§ **To be done**
Find every line in the records below that contains the word "include", and copy each such line.

§ **Material shown**

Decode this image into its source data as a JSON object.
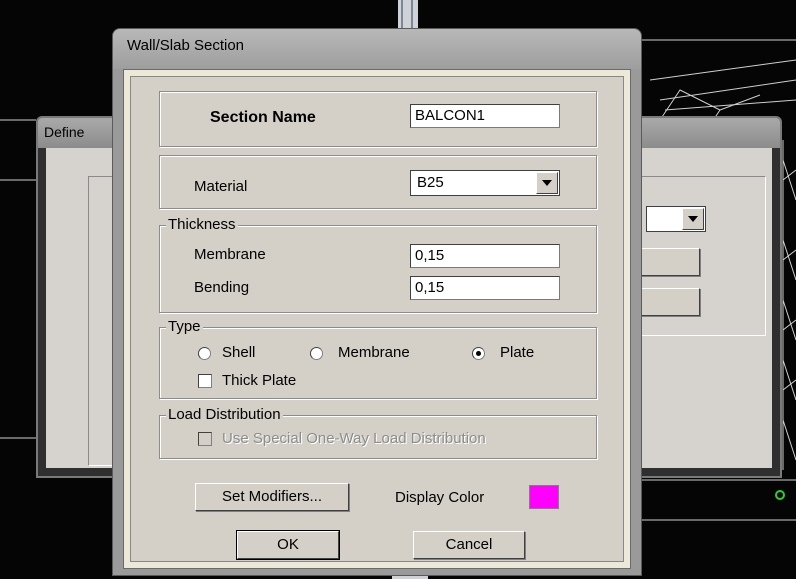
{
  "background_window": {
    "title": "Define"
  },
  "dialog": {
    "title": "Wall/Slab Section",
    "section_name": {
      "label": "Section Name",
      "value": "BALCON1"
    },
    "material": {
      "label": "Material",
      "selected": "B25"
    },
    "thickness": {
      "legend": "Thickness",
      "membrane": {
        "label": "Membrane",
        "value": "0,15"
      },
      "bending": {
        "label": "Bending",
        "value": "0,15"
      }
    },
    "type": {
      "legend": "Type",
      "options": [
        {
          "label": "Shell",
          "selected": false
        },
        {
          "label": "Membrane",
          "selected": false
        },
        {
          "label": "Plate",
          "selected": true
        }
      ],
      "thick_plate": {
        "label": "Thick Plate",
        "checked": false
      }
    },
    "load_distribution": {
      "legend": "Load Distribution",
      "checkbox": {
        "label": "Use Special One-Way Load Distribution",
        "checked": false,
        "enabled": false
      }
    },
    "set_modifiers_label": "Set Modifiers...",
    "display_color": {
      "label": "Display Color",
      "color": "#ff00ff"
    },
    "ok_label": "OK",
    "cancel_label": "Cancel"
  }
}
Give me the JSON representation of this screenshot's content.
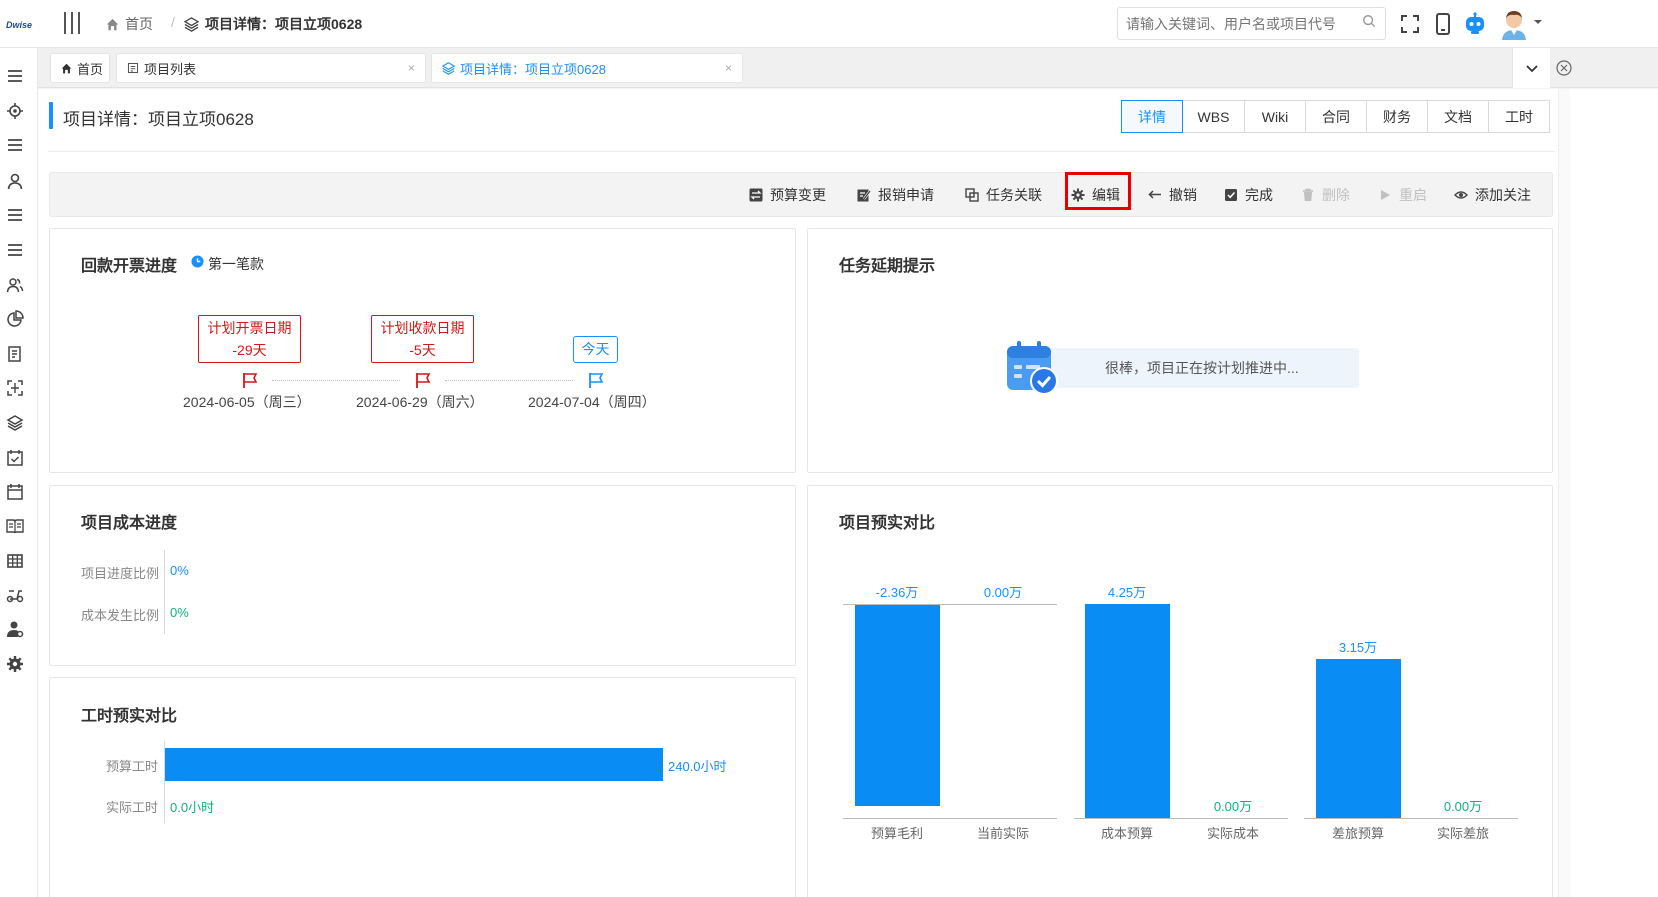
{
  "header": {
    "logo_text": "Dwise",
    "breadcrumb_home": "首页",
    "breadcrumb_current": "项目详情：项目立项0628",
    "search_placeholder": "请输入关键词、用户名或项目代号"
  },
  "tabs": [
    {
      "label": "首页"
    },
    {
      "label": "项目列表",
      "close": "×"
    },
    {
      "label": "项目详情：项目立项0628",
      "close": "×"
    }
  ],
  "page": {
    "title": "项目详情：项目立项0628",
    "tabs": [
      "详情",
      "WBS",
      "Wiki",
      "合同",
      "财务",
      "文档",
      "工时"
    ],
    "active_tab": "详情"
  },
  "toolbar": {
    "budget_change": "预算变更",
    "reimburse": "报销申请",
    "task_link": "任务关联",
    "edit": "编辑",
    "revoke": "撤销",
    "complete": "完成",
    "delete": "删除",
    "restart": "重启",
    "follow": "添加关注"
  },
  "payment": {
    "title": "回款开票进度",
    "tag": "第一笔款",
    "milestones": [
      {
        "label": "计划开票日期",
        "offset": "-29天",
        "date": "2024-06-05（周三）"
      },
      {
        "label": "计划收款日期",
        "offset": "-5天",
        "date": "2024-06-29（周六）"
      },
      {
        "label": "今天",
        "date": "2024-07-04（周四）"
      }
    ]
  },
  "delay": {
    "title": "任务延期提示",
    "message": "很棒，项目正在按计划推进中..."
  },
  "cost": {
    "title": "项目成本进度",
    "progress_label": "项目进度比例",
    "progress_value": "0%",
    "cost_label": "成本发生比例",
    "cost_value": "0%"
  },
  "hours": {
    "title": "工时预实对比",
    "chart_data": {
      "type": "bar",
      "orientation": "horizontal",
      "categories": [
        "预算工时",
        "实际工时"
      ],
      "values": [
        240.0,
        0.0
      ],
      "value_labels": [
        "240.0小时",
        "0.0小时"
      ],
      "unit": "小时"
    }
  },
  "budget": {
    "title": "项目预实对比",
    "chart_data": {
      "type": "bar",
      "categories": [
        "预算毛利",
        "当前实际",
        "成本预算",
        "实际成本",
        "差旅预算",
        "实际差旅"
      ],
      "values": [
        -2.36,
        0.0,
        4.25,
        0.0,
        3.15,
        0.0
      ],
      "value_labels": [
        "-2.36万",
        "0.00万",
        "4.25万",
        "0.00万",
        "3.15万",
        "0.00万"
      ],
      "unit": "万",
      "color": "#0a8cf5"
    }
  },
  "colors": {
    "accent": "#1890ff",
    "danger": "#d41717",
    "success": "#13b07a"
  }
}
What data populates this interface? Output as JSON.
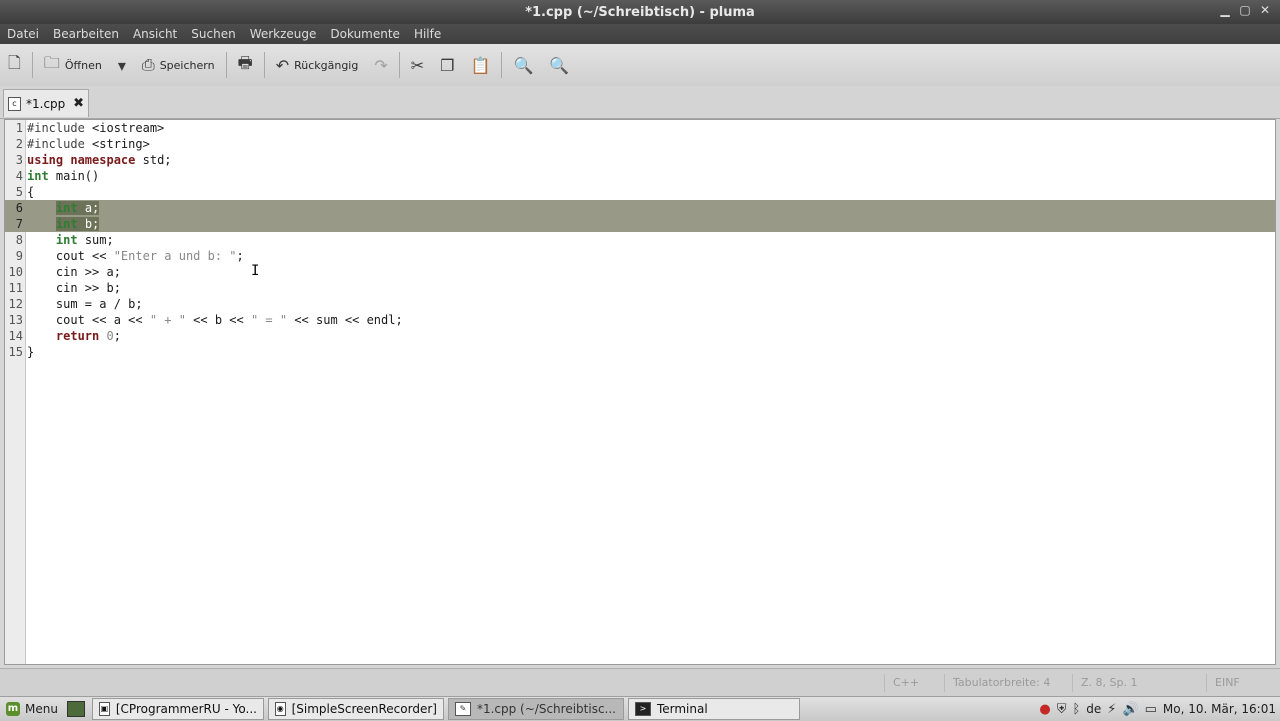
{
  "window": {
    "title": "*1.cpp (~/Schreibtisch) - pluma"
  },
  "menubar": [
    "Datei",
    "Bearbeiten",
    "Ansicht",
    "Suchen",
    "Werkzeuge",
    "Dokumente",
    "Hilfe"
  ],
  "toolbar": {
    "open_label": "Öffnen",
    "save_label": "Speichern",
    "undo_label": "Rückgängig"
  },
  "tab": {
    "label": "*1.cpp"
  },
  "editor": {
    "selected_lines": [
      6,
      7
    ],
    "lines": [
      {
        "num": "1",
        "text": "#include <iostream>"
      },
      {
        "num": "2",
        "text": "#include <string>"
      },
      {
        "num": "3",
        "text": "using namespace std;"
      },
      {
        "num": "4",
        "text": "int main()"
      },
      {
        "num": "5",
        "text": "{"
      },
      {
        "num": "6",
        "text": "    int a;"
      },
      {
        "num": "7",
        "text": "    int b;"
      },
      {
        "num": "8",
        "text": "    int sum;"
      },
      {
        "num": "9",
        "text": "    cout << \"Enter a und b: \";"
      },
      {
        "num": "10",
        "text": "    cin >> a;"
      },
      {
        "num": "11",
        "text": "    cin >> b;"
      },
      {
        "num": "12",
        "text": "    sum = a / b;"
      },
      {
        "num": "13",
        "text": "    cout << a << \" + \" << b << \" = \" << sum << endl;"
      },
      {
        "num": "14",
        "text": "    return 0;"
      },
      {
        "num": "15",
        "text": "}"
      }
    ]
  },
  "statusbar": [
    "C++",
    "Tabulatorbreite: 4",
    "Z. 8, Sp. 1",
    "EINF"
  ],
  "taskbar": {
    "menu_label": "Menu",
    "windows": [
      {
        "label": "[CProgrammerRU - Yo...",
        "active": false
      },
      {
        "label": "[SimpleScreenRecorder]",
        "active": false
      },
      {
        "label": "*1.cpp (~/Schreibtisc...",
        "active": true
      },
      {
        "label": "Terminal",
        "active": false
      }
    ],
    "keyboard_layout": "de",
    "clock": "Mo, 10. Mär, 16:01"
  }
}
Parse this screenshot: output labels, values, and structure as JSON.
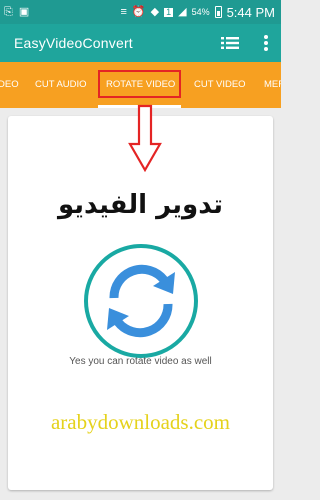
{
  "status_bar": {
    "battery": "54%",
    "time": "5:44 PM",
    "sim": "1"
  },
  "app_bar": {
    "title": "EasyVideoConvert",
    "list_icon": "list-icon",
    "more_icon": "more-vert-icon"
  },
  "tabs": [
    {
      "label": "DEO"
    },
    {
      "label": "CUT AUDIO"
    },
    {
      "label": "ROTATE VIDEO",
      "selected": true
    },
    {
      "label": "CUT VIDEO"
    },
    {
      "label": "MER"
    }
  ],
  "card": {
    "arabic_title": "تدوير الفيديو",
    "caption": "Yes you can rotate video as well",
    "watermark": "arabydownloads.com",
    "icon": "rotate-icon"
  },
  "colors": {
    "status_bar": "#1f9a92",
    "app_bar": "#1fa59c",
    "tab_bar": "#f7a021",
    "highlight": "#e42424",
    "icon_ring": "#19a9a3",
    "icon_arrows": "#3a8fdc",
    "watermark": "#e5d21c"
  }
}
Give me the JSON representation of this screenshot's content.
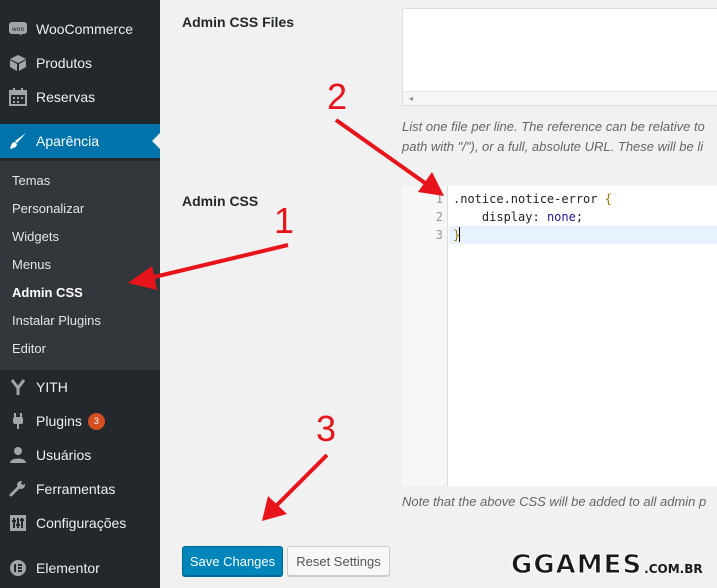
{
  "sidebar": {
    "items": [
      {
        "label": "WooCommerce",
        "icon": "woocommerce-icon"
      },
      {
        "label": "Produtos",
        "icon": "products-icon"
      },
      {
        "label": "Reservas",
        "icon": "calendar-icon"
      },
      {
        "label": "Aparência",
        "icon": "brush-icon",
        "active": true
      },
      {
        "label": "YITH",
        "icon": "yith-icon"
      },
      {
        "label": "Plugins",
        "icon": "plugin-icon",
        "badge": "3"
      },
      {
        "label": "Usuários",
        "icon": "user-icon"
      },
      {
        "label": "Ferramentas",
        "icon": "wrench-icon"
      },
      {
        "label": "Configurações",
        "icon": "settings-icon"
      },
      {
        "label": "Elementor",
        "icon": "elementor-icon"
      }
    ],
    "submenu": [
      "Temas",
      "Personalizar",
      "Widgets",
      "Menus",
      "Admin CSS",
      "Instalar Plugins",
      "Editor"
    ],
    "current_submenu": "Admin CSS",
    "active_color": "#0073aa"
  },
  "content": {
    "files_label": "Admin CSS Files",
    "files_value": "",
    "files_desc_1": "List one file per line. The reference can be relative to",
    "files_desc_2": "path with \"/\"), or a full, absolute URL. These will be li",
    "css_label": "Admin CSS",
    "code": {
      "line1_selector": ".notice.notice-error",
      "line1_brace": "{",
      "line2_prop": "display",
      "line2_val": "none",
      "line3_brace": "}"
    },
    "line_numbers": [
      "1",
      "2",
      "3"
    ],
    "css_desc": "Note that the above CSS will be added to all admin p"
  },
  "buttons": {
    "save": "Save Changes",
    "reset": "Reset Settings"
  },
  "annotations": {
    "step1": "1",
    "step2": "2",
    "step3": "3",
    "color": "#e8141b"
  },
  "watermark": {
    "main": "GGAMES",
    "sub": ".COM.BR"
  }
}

§ **Written answer**
        "text": "#include <iostream>"
        "text": "#include <string>"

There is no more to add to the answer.